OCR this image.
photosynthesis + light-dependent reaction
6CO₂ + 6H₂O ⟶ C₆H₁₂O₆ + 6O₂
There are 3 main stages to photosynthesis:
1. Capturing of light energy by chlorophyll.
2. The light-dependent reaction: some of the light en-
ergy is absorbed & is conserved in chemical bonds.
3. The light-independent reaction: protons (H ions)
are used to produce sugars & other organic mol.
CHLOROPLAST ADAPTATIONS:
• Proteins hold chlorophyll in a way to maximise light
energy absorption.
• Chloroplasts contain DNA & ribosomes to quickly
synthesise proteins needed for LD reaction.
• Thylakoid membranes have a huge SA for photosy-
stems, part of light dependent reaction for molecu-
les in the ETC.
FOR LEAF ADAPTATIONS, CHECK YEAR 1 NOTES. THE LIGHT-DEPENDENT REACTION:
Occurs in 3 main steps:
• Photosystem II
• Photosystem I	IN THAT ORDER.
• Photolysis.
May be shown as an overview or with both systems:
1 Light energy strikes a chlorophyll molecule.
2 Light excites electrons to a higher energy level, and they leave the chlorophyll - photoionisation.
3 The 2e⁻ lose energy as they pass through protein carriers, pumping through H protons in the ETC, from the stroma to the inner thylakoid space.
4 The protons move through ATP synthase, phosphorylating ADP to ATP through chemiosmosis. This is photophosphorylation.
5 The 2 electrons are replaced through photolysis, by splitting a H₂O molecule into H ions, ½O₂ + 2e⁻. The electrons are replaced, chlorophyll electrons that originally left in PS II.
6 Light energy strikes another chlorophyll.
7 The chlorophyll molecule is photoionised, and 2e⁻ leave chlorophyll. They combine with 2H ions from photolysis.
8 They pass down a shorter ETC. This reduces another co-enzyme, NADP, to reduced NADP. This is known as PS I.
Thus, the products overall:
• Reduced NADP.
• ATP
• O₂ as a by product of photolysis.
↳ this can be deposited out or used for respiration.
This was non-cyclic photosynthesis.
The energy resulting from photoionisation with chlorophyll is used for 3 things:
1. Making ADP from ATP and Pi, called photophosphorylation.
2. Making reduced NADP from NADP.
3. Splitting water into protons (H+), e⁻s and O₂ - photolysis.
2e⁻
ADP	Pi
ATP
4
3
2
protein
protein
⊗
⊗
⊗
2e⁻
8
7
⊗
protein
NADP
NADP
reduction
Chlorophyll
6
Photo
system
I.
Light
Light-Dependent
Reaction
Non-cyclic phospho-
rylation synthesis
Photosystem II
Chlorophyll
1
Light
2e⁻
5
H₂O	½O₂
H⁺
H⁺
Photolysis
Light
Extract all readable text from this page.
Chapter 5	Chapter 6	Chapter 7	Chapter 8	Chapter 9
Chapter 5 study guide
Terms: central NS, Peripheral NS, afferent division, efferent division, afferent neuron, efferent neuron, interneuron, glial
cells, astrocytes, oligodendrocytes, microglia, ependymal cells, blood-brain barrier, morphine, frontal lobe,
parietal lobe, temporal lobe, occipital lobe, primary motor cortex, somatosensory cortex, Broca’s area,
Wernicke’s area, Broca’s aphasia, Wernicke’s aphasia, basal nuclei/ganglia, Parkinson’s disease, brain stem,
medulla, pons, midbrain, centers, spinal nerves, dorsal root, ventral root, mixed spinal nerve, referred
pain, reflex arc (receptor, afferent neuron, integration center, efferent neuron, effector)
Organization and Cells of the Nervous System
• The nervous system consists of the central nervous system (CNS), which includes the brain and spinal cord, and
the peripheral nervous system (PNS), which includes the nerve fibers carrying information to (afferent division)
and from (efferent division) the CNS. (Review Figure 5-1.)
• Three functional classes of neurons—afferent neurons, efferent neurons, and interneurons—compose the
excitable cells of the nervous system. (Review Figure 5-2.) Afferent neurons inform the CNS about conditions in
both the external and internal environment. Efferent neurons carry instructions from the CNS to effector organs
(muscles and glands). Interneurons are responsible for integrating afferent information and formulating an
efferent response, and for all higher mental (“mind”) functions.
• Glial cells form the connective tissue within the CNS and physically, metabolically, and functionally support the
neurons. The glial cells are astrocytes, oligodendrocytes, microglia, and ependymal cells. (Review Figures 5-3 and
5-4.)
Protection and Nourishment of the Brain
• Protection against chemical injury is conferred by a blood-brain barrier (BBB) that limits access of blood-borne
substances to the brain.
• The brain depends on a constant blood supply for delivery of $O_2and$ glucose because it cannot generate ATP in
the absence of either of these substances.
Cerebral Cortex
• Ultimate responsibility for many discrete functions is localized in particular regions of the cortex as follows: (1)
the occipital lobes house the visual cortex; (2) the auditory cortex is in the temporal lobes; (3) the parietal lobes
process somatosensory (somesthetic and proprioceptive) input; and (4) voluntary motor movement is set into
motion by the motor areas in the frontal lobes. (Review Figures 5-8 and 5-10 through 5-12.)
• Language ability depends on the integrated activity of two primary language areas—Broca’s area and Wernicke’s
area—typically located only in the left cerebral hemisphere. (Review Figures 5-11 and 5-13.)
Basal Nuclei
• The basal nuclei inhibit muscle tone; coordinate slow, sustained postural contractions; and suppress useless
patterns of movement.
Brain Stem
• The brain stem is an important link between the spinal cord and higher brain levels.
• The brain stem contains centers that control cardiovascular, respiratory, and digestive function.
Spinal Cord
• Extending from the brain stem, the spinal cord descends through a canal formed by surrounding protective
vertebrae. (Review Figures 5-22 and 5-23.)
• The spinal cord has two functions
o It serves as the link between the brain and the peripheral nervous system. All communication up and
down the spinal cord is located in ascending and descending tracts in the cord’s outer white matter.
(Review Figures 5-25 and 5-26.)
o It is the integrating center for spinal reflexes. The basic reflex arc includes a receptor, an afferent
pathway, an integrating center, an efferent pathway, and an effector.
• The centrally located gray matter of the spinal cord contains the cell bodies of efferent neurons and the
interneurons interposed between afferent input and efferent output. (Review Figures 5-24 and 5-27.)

* * * * *

## What is expected
Using the entries, return every line where the word "lobes" can be found.

## Result of the task
the occipital lobes house the visual cortex; (2) the auditory cortex is in the temporal lobes; (3) the parietal lobes
motion by the motor areas in the frontal lobes. (Review Figures 5-8 and 5-10 through 5-12.)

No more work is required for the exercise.